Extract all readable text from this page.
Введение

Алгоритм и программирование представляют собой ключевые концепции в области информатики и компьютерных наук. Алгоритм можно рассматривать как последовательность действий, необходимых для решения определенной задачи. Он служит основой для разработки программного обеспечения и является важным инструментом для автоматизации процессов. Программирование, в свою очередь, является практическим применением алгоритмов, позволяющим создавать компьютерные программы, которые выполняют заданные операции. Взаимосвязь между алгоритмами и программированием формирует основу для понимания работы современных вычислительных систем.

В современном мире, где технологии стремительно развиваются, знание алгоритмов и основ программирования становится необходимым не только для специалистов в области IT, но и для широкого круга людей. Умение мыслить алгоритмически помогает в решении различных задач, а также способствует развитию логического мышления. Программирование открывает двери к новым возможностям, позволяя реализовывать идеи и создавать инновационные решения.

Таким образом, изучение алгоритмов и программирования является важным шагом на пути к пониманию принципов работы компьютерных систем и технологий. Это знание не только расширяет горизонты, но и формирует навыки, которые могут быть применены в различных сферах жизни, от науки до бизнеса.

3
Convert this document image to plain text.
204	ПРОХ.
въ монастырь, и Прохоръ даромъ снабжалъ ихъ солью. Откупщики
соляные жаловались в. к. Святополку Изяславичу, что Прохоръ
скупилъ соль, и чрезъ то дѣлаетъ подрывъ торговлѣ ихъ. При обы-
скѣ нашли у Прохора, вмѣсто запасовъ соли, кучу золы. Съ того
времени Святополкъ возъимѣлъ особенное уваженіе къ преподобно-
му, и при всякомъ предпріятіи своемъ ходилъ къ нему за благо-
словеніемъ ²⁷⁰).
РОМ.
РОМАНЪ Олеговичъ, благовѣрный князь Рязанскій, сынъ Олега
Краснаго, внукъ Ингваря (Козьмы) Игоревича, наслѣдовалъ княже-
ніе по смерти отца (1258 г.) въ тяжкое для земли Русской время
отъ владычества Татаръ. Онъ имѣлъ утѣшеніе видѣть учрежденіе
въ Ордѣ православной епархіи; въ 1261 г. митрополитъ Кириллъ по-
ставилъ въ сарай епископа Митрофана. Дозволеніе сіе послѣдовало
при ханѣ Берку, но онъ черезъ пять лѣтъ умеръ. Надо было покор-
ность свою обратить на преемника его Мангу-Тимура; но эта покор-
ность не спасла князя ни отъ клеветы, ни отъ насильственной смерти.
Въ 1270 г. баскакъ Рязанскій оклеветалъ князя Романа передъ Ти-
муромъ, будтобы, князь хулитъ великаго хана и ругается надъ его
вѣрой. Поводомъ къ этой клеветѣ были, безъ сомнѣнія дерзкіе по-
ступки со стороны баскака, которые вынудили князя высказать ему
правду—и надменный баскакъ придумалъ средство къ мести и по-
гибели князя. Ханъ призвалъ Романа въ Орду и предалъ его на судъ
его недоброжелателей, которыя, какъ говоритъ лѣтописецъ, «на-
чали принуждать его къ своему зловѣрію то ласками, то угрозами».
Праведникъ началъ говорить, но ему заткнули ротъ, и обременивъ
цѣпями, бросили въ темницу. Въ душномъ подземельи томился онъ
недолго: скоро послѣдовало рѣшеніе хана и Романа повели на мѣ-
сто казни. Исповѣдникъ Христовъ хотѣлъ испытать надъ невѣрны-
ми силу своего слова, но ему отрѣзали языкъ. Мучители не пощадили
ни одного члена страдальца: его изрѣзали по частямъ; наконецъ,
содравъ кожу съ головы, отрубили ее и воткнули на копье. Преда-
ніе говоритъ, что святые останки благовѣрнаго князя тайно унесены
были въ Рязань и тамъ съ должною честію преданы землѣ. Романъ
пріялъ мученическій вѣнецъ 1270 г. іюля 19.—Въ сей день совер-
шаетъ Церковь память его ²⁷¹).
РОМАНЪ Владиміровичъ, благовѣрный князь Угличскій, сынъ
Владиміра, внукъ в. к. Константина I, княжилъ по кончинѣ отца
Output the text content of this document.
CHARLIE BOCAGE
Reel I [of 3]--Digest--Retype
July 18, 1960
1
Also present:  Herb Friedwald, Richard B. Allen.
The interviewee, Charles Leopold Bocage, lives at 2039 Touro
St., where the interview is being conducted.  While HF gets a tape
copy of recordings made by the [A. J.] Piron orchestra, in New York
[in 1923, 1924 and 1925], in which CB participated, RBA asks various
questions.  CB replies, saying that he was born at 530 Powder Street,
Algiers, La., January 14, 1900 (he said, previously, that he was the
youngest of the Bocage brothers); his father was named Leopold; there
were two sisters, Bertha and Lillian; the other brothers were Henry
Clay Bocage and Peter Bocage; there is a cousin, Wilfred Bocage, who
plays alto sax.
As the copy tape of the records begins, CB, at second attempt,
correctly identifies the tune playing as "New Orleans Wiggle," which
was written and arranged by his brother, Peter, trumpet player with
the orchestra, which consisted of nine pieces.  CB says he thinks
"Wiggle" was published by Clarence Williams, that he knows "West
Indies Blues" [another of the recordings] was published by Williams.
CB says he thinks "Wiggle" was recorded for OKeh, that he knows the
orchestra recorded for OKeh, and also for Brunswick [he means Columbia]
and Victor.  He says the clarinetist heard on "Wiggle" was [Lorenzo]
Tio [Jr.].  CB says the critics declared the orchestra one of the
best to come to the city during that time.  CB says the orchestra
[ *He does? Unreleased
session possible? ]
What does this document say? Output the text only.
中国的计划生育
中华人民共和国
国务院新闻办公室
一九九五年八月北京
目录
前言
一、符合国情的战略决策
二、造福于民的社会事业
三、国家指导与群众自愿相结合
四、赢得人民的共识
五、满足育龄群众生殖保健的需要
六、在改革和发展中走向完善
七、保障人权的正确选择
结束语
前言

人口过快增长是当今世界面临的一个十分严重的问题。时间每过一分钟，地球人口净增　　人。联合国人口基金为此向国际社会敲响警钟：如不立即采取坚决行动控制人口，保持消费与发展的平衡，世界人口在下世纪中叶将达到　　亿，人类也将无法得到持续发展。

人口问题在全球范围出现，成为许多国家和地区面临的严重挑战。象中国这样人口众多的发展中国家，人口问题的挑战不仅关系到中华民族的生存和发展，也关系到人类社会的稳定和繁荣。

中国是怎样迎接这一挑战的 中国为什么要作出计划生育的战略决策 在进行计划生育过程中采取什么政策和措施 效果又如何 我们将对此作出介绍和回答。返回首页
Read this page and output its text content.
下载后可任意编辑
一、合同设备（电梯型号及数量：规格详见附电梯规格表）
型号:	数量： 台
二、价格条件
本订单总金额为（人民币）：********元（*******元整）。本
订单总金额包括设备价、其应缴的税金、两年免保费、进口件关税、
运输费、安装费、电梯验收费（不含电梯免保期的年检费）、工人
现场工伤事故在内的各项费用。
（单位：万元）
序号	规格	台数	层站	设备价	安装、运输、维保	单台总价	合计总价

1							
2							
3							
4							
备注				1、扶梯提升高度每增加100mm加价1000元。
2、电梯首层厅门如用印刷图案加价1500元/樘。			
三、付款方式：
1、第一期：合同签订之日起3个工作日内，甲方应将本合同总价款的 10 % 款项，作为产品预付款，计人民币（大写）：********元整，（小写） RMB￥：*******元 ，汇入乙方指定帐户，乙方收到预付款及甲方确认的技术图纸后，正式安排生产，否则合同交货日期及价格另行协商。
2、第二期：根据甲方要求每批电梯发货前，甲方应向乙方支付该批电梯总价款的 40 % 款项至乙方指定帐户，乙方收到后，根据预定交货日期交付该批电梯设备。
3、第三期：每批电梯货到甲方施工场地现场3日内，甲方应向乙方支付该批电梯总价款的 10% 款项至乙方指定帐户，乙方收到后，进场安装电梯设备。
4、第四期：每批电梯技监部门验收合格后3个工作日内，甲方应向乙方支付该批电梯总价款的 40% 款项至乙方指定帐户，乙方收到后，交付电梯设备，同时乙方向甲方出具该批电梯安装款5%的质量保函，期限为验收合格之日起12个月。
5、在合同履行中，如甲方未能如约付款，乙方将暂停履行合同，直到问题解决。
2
____________
# [Problem details]
Find the line with "Read this page and output its text content." in the listing above, then write out that line and each remaining line exactly, with no other text.

# [Worked solution]
Read this page and output its text content.
下载后可任意编辑
一、合同设备（电梯型号及数量：规格详见附电梯规格表）
型号:	数量： 台
二、价格条件
本订单总金额为（人民币）：********元（*******元整）。本
订单总金额包括设备价、其应缴的税金、两年免保费、进口件关税、
运输费、安装费、电梯验收费（不含电梯免保期的年检费）、工人
现场工伤事故在内的各项费用。
（单位：万元）
序号	规格	台数	层站	设备价	安装、运输、维保	单台总价	合计总价

1							
2							
3							
4							
备注				1、扶梯提升高度每增加100mm加价1000元。
2、电梯首层厅门如用印刷图案加价1500元/樘。			
三、付款方式：
1、第一期：合同签订之日起3个工作日内，甲方应将本合同总价款的 10 % 款项，作为产品预付款，计人民币（大写）：********元整，（小写） RMB￥：*******元 ，汇入乙方指定帐户，乙方收到预付款及甲方确认的技术图纸后，正式安排生产，否则合同交货日期及价格另行协商。
2、第二期：根据甲方要求每批电梯发货前，甲方应向乙方支付该批电梯总价款的 40 % 款项至乙方指定帐户，乙方收到后，根据预定交货日期交付该批电梯设备。
3、第三期：每批电梯货到甲方施工场地现场3日内，甲方应向乙方支付该批电梯总价款的 10% 款项至乙方指定帐户，乙方收到后，进场安装电梯设备。
4、第四期：每批电梯技监部门验收合格后3个工作日内，甲方应向乙方支付该批电梯总价款的 40% 款项至乙方指定帐户，乙方收到后，交付电梯设备，同时乙方向甲方出具该批电梯安装款5%的质量保函，期限为验收合格之日起12个月。
5、在合同履行中，如甲方未能如约付款，乙方将暂停履行合同，直到问题解决。
2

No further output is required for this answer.